• Excerpted records
· · ·

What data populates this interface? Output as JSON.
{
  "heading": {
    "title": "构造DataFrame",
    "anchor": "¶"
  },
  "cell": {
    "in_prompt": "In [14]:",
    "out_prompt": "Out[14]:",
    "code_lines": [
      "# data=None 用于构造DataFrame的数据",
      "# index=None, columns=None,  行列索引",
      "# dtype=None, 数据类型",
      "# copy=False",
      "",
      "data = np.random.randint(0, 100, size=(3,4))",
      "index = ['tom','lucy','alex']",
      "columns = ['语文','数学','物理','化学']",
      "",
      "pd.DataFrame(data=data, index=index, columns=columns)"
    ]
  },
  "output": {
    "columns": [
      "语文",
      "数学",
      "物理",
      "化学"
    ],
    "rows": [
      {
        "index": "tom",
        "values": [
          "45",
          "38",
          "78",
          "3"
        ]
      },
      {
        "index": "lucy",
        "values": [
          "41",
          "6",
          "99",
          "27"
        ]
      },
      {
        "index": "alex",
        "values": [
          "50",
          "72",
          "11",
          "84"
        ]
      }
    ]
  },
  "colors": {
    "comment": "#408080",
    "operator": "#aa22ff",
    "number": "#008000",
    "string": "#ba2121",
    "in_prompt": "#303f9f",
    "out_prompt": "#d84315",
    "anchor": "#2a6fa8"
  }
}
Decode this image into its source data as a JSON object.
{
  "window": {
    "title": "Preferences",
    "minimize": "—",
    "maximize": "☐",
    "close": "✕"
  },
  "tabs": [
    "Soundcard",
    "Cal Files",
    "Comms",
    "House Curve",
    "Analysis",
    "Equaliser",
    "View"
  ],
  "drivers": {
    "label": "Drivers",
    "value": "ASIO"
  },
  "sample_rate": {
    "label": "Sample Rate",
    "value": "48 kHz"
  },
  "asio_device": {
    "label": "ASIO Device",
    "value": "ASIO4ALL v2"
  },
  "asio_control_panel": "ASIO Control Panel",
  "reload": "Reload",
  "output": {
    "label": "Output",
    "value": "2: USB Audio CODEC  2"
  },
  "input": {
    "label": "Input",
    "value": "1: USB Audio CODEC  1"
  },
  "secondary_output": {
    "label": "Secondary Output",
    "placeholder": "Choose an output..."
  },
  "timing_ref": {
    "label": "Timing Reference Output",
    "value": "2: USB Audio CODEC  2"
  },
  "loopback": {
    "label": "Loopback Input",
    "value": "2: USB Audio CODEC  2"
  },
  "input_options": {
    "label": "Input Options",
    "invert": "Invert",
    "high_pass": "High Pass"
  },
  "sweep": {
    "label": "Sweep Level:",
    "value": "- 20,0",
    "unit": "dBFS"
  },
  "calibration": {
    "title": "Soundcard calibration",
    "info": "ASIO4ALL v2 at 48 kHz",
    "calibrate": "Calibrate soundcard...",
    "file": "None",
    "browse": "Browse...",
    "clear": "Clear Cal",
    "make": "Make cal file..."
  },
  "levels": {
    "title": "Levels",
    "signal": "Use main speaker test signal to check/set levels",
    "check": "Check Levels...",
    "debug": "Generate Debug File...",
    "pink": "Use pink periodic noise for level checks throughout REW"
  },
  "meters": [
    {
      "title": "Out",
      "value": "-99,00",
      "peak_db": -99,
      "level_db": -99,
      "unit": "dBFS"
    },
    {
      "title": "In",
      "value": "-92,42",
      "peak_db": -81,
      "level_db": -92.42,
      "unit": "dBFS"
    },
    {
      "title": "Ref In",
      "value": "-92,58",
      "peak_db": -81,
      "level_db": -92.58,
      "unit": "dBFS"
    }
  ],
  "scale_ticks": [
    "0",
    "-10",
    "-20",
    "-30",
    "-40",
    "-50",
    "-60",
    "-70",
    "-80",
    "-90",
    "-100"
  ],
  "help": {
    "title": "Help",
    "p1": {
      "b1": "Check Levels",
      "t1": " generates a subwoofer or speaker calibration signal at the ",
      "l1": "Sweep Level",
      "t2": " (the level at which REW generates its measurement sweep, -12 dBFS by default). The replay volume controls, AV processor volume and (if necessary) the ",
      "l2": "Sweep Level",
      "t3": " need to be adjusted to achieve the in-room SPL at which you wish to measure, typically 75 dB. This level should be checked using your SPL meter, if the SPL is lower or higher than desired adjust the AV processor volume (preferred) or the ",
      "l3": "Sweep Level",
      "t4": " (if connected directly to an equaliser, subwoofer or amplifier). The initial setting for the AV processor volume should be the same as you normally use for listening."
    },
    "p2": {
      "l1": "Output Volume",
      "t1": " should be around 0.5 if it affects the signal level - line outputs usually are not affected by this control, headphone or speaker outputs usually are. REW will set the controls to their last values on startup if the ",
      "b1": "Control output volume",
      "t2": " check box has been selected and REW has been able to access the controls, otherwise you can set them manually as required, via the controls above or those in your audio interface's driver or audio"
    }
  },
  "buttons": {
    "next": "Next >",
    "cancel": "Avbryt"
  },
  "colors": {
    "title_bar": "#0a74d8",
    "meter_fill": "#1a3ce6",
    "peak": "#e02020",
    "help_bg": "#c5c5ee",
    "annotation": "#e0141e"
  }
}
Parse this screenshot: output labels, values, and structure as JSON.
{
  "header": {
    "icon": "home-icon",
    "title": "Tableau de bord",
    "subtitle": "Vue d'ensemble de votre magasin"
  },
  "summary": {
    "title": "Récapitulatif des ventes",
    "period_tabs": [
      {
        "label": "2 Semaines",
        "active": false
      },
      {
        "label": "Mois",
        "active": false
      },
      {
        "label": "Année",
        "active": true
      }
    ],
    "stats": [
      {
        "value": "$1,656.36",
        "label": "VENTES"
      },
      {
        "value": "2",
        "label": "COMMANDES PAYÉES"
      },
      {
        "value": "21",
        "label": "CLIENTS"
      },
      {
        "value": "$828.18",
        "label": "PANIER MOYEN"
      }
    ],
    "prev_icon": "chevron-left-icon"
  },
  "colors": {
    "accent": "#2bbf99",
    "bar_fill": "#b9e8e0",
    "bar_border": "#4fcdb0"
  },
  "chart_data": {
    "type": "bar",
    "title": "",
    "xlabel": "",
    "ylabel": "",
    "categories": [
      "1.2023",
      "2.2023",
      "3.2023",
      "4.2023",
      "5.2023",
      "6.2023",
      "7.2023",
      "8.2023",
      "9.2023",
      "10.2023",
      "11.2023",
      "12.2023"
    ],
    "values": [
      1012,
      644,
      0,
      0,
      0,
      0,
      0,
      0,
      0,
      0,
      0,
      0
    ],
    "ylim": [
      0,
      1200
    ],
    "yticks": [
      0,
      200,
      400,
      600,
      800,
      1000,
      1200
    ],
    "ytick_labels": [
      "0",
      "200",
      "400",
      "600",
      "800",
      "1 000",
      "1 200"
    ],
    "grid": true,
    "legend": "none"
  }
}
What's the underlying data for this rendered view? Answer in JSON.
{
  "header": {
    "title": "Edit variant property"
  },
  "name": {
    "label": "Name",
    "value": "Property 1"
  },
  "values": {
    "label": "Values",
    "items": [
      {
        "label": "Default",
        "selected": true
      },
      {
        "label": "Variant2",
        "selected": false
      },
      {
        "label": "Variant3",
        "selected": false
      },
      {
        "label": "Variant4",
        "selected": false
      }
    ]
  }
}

· · ·

• Problem statement
Set down every line of the listing above again, exactly as given.

• Final answer
What data populates this interface? Output as JSON.
{
  "heading": {
    "title": "构造DataFrame",
    "anchor": "¶"
  },
  "cell": {
    "in_prompt": "In [14]:",
    "out_prompt": "Out[14]:",
    "code_lines": [
      "# data=None 用于构造DataFrame的数据",
      "# index=None, columns=None,  行列索引",
      "# dtype=None, 数据类型",
      "# copy=False",
      "",
      "data = np.random.randint(0, 100, size=(3,4))",
      "index = ['tom','lucy','alex']",
      "columns = ['语文','数学','物理','化学']",
      "",
      "pd.DataFrame(data=data, index=index, columns=columns)"
    ]
  },
  "output": {
    "columns": [
      "语文",
      "数学",
      "物理",
      "化学"
    ],
    "rows": [
      {
        "index": "tom",
        "values": [
          "45",
          "38",
          "78",
          "3"
        ]
      },
      {
        "index": "lucy",
        "values": [
          "41",
          "6",
          "99",
          "27"
        ]
      },
      {
        "index": "alex",
        "values": [
          "50",
          "72",
          "11",
          "84"
        ]
      }
    ]
  },
  "colors": {
    "comment": "#408080",
    "operator": "#aa22ff",
    "number": "#008000",
    "string": "#ba2121",
    "in_prompt": "#303f9f",
    "out_prompt": "#d84315",
    "anchor": "#2a6fa8"
  }
}
Decode this image into its source data as a JSON object.
{
  "window": {
    "title": "Preferences",
    "minimize": "—",
    "maximize": "☐",
    "close": "✕"
  },
  "tabs": [
    "Soundcard",
    "Cal Files",
    "Comms",
    "House Curve",
    "Analysis",
    "Equaliser",
    "View"
  ],
  "drivers": {
    "label": "Drivers",
    "value": "ASIO"
  },
  "sample_rate": {
    "label": "Sample Rate",
    "value": "48 kHz"
  },
  "asio_device": {
    "label": "ASIO Device",
    "value": "ASIO4ALL v2"
  },
  "asio_control_panel": "ASIO Control Panel",
  "reload": "Reload",
  "output": {
    "label": "Output",
    "value": "2: USB Audio CODEC  2"
  },
  "input": {
    "label": "Input",
    "value": "1: USB Audio CODEC  1"
  },
  "secondary_output": {
    "label": "Secondary Output",
    "placeholder": "Choose an output..."
  },
  "timing_ref": {
    "label": "Timing Reference Output",
    "value": "2: USB Audio CODEC  2"
  },
  "loopback": {
    "label": "Loopback Input",
    "value": "2: USB Audio CODEC  2"
  },
  "input_options": {
    "label": "Input Options",
    "invert": "Invert",
    "high_pass": "High Pass"
  },
  "sweep": {
    "label": "Sweep Level:",
    "value": "- 20,0",
    "unit": "dBFS"
  },
  "calibration": {
    "title": "Soundcard calibration",
    "info": "ASIO4ALL v2 at 48 kHz",
    "calibrate": "Calibrate soundcard...",
    "file": "None",
    "browse": "Browse...",
    "clear": "Clear Cal",
    "make": "Make cal file..."
  },
  "levels": {
    "title": "Levels",
    "signal": "Use main speaker test signal to check/set levels",
    "check": "Check Levels...",
    "debug": "Generate Debug File...",
    "pink": "Use pink periodic noise for level checks throughout REW"
  },
  "meters": [
    {
      "title": "Out",
      "value": "-99,00",
      "peak_db": -99,
      "level_db": -99,
      "unit": "dBFS"
    },
    {
      "title": "In",
      "value": "-92,42",
      "peak_db": -81,
      "level_db": -92.42,
      "unit": "dBFS"
    },
    {
      "title": "Ref In",
      "value": "-92,58",
      "peak_db": -81,
      "level_db": -92.58,
      "unit": "dBFS"
    }
  ],
  "scale_ticks": [
    "0",
    "-10",
    "-20",
    "-30",
    "-40",
    "-50",
    "-60",
    "-70",
    "-80",
    "-90",
    "-100"
  ],
  "help": {
    "title": "Help",
    "p1": {
      "b1": "Check Levels",
      "t1": " generates a subwoofer or speaker calibration signal at the ",
      "l1": "Sweep Level",
      "t2": " (the level at which REW generates its measurement sweep, -12 dBFS by default). The replay volume controls, AV processor volume and (if necessary) the ",
      "l2": "Sweep Level",
      "t3": " need to be adjusted to achieve the in-room SPL at which you wish to measure, typically 75 dB. This level should be checked using your SPL meter, if the SPL is lower or higher than desired adjust the AV processor volume (preferred) or the ",
      "l3": "Sweep Level",
      "t4": " (if connected directly to an equaliser, subwoofer or amplifier). The initial setting for the AV processor volume should be the same as you normally use for listening."
    },
    "p2": {
      "l1": "Output Volume",
      "t1": " should be around 0.5 if it affects the signal level - line outputs usually are not affected by this control, headphone or speaker outputs usually are. REW will set the controls to their last values on startup if the ",
      "b1": "Control output volume",
      "t2": " check box has been selected and REW has been able to access the controls, otherwise you can set them manually as required, via the controls above or those in your audio interface's driver or audio"
    }
  },
  "buttons": {
    "next": "Next >",
    "cancel": "Avbryt"
  },
  "colors": {
    "title_bar": "#0a74d8",
    "meter_fill": "#1a3ce6",
    "peak": "#e02020",
    "help_bg": "#c5c5ee",
    "annotation": "#e0141e"
  }
}
Parse this screenshot: output labels, values, and structure as JSON.
{
  "header": {
    "icon": "home-icon",
    "title": "Tableau de bord",
    "subtitle": "Vue d'ensemble de votre magasin"
  },
  "summary": {
    "title": "Récapitulatif des ventes",
    "period_tabs": [
      {
        "label": "2 Semaines",
        "active": false
      },
      {
        "label": "Mois",
        "active": false
      },
      {
        "label": "Année",
        "active": true
      }
    ],
    "stats": [
      {
        "value": "$1,656.36",
        "label": "VENTES"
      },
      {
        "value": "2",
        "label": "COMMANDES PAYÉES"
      },
      {
        "value": "21",
        "label": "CLIENTS"
      },
      {
        "value": "$828.18",
        "label": "PANIER MOYEN"
      }
    ],
    "prev_icon": "chevron-left-icon"
  },
  "colors": {
    "accent": "#2bbf99",
    "bar_fill": "#b9e8e0",
    "bar_border": "#4fcdb0"
  },
  "chart_data": {
    "type": "bar",
    "title": "",
    "xlabel": "",
    "ylabel": "",
    "categories": [
      "1.2023",
      "2.2023",
      "3.2023",
      "4.2023",
      "5.2023",
      "6.2023",
      "7.2023",
      "8.2023",
      "9.2023",
      "10.2023",
      "11.2023",
      "12.2023"
    ],
    "values": [
      1012,
      644,
      0,
      0,
      0,
      0,
      0,
      0,
      0,
      0,
      0,
      0
    ],
    "ylim": [
      0,
      1200
    ],
    "yticks": [
      0,
      200,
      400,
      600,
      800,
      1000,
      1200
    ],
    "ytick_labels": [
      "0",
      "200",
      "400",
      "600",
      "800",
      "1 000",
      "1 200"
    ],
    "grid": true,
    "legend": "none"
  }
}
What's the underlying data for this rendered view? Answer in JSON.
{
  "header": {
    "title": "Edit variant property"
  },
  "name": {
    "label": "Name",
    "value": "Property 1"
  },
  "values": {
    "label": "Values",
    "items": [
      {
        "label": "Default",
        "selected": true
      },
      {
        "label": "Variant2",
        "selected": false
      },
      {
        "label": "Variant3",
        "selected": false
      },
      {
        "label": "Variant4",
        "selected": false
      }
    ]
  }
}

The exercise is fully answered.